• _What to do_: Repeat every line below exactly as it reads.

• _Data shown_:

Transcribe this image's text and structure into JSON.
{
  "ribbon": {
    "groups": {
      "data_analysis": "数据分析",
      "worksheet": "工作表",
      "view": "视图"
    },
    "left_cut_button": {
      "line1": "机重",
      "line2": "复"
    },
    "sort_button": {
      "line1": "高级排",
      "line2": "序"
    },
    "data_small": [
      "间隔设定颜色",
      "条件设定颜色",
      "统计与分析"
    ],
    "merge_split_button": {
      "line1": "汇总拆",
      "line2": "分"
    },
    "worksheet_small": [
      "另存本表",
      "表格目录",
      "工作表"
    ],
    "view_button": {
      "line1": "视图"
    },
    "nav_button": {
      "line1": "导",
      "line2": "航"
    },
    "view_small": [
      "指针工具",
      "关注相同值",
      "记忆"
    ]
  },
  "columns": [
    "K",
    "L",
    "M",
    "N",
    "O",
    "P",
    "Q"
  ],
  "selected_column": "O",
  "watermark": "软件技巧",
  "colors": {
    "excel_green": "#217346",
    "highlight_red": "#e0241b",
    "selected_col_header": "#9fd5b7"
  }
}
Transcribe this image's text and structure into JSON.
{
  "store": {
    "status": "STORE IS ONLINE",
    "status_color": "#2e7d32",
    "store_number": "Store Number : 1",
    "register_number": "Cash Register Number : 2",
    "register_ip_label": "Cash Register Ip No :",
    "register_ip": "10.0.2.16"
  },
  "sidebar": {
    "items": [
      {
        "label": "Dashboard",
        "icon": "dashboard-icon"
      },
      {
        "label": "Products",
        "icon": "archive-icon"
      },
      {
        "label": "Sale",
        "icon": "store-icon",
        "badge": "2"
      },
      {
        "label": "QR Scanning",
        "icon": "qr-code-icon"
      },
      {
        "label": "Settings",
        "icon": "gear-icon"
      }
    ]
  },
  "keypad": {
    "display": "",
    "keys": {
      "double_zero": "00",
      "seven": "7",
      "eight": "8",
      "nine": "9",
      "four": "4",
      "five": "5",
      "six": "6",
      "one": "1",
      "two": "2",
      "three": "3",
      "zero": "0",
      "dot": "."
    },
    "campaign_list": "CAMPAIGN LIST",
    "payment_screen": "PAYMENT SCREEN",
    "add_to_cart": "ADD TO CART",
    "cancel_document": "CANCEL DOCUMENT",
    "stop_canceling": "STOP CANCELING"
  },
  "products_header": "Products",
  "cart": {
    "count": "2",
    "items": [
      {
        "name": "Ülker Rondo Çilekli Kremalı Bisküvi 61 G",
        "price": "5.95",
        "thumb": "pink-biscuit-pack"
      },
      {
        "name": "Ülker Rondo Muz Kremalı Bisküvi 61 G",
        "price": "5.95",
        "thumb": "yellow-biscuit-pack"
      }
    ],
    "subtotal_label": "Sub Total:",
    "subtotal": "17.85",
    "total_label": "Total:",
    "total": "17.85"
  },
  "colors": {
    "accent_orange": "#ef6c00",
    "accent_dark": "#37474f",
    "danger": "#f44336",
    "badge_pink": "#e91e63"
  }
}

• _Answer to the exercise_:
Transcribe this image's text and structure into JSON.
{
  "ribbon": {
    "groups": {
      "data_analysis": "数据分析",
      "worksheet": "工作表",
      "view": "视图"
    },
    "left_cut_button": {
      "line1": "机重",
      "line2": "复"
    },
    "sort_button": {
      "line1": "高级排",
      "line2": "序"
    },
    "data_small": [
      "间隔设定颜色",
      "条件设定颜色",
      "统计与分析"
    ],
    "merge_split_button": {
      "line1": "汇总拆",
      "line2": "分"
    },
    "worksheet_small": [
      "另存本表",
      "表格目录",
      "工作表"
    ],
    "view_button": {
      "line1": "视图"
    },
    "nav_button": {
      "line1": "导",
      "line2": "航"
    },
    "view_small": [
      "指针工具",
      "关注相同值",
      "记忆"
    ]
  },
  "columns": [
    "K",
    "L",
    "M",
    "N",
    "O",
    "P",
    "Q"
  ],
  "selected_column": "O",
  "watermark": "软件技巧",
  "colors": {
    "excel_green": "#217346",
    "highlight_red": "#e0241b",
    "selected_col_header": "#9fd5b7"
  }
}
Transcribe this image's text and structure into JSON.
{
  "store": {
    "status": "STORE IS ONLINE",
    "status_color": "#2e7d32",
    "store_number": "Store Number : 1",
    "register_number": "Cash Register Number : 2",
    "register_ip_label": "Cash Register Ip No :",
    "register_ip": "10.0.2.16"
  },
  "sidebar": {
    "items": [
      {
        "label": "Dashboard",
        "icon": "dashboard-icon"
      },
      {
        "label": "Products",
        "icon": "archive-icon"
      },
      {
        "label": "Sale",
        "icon": "store-icon",
        "badge": "2"
      },
      {
        "label": "QR Scanning",
        "icon": "qr-code-icon"
      },
      {
        "label": "Settings",
        "icon": "gear-icon"
      }
    ]
  },
  "keypad": {
    "display": "",
    "keys": {
      "double_zero": "00",
      "seven": "7",
      "eight": "8",
      "nine": "9",
      "four": "4",
      "five": "5",
      "six": "6",
      "one": "1",
      "two": "2",
      "three": "3",
      "zero": "0",
      "dot": "."
    },
    "campaign_list": "CAMPAIGN LIST",
    "payment_screen": "PAYMENT SCREEN",
    "add_to_cart": "ADD TO CART",
    "cancel_document": "CANCEL DOCUMENT",
    "stop_canceling": "STOP CANCELING"
  },
  "products_header": "Products",
  "cart": {
    "count": "2",
    "items": [
      {
        "name": "Ülker Rondo Çilekli Kremalı Bisküvi 61 G",
        "price": "5.95",
        "thumb": "pink-biscuit-pack"
      },
      {
        "name": "Ülker Rondo Muz Kremalı Bisküvi 61 G",
        "price": "5.95",
        "thumb": "yellow-biscuit-pack"
      }
    ],
    "subtotal_label": "Sub Total:",
    "subtotal": "17.85",
    "total_label": "Total:",
    "total": "17.85"
  },
  "colors": {
    "accent_orange": "#ef6c00",
    "accent_dark": "#37474f",
    "danger": "#f44336",
    "badge_pink": "#e91e63"
  }
}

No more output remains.